> [WORK TO COMPLETE]
Copy out each line that includes the word "modelling".

Extracted data entries:
## Start
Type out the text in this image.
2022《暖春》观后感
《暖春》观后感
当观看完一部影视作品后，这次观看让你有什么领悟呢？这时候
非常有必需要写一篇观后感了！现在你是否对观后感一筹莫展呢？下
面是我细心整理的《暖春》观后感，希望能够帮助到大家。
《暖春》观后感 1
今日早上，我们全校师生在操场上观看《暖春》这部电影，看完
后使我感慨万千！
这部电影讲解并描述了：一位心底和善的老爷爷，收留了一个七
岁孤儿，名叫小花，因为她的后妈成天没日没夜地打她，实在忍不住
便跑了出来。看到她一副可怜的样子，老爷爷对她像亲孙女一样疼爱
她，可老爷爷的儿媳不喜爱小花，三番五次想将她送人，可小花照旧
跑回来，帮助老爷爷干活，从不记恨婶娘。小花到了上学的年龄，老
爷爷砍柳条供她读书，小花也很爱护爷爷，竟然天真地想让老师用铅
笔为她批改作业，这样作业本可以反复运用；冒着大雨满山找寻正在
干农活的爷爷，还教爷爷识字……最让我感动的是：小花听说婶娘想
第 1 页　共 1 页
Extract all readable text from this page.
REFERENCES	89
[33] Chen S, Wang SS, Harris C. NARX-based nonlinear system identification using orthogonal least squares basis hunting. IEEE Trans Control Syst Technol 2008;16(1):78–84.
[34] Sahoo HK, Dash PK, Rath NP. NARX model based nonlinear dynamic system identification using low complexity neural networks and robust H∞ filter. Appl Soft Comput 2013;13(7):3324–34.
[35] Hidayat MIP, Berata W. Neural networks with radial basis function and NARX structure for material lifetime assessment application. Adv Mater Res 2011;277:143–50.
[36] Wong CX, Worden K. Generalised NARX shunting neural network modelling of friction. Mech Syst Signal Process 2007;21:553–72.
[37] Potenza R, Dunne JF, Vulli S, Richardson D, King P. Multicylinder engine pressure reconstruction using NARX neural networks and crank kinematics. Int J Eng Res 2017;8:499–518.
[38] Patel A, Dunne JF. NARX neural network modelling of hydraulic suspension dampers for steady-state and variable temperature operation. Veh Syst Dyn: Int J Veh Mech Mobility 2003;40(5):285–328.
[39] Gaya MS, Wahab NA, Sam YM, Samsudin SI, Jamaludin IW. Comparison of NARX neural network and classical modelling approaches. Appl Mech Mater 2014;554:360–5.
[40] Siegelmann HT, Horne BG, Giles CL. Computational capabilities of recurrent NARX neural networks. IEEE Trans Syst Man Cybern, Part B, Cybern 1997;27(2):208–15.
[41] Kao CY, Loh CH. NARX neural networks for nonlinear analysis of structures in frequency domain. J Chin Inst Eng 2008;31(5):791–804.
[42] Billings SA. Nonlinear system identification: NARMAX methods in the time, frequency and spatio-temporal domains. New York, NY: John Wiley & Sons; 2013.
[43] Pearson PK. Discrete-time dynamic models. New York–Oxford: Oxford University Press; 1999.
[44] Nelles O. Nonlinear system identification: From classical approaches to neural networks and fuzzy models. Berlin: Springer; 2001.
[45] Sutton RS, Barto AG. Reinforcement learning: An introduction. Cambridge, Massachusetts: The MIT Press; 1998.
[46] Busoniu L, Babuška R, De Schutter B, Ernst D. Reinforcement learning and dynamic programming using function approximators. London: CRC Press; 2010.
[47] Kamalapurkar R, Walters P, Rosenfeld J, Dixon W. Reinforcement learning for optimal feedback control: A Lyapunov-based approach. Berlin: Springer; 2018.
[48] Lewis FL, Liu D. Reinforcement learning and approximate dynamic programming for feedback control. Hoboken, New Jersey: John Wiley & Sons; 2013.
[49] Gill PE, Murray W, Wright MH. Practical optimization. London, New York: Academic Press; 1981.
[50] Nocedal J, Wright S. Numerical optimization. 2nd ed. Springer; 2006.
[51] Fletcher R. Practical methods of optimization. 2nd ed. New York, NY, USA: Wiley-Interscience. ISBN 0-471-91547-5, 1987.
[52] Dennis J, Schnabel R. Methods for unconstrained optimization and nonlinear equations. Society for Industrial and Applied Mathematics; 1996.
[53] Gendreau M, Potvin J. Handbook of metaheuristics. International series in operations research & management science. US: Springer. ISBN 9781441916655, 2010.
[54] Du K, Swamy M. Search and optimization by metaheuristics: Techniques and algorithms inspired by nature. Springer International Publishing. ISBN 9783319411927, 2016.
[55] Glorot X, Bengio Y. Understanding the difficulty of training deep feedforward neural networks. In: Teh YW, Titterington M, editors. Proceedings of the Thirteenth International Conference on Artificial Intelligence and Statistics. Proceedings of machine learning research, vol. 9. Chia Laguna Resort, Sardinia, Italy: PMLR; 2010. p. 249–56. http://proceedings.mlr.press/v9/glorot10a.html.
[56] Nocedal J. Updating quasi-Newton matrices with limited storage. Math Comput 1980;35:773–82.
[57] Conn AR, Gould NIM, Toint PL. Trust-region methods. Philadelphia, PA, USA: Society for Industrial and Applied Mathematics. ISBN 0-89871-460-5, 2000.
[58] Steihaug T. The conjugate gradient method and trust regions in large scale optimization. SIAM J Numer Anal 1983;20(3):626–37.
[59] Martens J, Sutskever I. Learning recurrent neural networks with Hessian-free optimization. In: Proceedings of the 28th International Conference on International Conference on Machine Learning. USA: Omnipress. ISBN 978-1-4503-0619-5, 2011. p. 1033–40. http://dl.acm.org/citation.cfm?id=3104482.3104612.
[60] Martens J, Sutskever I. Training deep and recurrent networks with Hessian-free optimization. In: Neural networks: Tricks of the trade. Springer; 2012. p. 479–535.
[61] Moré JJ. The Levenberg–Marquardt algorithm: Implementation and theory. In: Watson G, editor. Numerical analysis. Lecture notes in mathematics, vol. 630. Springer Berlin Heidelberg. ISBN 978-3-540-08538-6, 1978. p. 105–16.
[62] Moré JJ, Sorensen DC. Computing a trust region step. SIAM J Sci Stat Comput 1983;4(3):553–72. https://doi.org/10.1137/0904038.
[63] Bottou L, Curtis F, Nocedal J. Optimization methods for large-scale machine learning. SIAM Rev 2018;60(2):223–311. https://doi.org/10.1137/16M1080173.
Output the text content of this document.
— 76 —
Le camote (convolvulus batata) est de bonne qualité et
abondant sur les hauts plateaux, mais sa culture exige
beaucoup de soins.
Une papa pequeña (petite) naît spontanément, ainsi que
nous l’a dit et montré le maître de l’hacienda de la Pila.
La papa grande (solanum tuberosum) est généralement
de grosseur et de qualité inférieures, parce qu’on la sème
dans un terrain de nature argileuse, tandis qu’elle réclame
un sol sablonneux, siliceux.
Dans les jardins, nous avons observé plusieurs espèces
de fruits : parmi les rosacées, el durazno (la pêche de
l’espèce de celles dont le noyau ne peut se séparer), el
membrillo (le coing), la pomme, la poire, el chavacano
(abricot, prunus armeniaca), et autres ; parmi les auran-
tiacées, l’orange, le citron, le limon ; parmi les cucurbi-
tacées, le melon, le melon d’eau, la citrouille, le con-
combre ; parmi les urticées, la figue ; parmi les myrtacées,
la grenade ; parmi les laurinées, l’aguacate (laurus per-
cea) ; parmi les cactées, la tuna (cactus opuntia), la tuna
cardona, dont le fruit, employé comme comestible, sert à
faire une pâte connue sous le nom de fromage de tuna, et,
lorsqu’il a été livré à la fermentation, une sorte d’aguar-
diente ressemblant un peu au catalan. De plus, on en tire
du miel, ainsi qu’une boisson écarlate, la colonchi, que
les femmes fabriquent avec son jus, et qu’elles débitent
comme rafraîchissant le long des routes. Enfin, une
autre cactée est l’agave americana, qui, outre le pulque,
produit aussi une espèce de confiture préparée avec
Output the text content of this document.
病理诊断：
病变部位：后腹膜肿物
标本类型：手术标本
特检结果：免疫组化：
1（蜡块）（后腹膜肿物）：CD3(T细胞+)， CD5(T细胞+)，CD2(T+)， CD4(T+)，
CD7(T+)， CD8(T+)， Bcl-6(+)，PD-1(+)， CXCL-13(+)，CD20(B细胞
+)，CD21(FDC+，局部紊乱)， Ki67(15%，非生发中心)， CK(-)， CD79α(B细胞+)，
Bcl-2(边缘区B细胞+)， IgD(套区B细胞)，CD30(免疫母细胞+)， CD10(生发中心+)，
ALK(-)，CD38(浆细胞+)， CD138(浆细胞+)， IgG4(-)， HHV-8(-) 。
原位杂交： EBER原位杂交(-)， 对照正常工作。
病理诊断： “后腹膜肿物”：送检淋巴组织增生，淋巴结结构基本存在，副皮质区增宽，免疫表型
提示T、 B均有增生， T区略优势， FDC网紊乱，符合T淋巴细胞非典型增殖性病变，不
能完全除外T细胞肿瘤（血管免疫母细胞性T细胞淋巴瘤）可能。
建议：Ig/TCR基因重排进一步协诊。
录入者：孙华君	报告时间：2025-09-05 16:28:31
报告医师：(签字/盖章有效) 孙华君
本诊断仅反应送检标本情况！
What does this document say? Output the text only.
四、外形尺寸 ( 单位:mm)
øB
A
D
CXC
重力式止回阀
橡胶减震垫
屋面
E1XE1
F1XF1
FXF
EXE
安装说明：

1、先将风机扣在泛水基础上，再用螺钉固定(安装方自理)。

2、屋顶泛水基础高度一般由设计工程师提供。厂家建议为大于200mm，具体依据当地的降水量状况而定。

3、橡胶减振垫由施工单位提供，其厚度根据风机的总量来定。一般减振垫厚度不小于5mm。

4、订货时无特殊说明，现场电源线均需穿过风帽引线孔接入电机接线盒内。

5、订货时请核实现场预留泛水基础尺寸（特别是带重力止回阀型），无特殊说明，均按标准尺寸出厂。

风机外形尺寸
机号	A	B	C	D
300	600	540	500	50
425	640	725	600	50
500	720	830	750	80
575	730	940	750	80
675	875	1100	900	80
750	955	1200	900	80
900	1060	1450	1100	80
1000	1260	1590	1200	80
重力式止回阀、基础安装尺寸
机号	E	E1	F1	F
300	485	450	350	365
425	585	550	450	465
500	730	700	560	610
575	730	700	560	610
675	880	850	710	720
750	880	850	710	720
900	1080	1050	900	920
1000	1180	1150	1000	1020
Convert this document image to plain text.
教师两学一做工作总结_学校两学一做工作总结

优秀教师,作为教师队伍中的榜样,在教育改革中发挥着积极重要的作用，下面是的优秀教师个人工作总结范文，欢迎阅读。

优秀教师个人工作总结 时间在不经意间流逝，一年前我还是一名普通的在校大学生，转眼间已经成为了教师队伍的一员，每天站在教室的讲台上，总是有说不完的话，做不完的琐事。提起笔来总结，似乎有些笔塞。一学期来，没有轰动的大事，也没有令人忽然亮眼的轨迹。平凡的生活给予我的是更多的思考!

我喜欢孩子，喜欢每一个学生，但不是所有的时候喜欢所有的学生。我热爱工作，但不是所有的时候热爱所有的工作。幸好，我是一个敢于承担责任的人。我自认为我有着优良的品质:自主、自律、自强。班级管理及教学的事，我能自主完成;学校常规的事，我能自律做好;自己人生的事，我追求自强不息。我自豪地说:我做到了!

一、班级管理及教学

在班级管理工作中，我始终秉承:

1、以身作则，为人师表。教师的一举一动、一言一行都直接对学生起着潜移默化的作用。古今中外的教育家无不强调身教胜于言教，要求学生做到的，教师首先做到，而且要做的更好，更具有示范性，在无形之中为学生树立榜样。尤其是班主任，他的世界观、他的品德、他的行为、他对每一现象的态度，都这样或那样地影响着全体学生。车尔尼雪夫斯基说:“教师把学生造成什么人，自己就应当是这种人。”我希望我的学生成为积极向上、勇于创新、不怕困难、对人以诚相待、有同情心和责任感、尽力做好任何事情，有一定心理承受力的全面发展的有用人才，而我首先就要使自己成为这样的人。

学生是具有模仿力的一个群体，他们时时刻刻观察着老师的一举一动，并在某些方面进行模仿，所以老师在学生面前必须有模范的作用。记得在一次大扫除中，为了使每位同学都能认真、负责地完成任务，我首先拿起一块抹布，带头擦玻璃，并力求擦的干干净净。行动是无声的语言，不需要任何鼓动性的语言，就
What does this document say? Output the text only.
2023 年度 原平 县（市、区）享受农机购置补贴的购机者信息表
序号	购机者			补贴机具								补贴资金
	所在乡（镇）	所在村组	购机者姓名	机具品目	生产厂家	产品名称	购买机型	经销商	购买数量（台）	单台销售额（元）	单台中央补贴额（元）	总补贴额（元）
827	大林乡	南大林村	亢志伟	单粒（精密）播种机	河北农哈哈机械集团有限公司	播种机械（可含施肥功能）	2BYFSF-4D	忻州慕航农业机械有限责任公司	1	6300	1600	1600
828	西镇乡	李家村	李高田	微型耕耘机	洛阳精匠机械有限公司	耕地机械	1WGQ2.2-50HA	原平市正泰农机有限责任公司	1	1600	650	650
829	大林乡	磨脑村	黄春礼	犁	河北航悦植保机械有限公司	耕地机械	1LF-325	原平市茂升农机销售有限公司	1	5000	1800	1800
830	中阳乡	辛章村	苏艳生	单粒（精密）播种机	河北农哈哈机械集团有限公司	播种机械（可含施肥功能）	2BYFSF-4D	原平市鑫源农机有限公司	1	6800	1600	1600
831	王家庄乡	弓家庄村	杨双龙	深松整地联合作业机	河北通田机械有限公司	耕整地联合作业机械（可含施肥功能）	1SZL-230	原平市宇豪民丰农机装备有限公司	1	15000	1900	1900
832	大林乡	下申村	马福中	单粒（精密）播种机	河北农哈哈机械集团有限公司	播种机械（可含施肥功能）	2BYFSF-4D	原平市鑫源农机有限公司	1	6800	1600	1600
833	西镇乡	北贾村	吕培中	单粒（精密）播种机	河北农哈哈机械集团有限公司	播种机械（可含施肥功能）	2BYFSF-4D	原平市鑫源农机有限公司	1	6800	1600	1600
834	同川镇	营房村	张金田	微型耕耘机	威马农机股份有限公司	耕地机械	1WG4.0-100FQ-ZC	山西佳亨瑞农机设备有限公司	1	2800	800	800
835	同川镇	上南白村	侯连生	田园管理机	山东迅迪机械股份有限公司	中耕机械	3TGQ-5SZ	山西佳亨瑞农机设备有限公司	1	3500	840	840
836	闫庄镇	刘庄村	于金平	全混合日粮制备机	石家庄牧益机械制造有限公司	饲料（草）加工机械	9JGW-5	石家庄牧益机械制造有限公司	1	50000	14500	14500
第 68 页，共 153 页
## End
> [EXERCISE SOLUTION]
[36] Wong CX, Worden K. Generalised NARX shunting neural network modelling of friction. Mech Syst Signal Process 2007;21:553–72.
[38] Patel A, Dunne JF. NARX neural network modelling of hydraulic suspension dampers for steady-state and variable temperature operation. Veh Syst Dyn: Int J Veh Mech Mobility 2003;40(5):285–328.
[39] Gaya MS, Wahab NA, Sam YM, Samsudin SI, Jamaludin IW. Comparison of NARX neural network and classical modelling approaches. Appl Mech Mater 2014;554:360–5.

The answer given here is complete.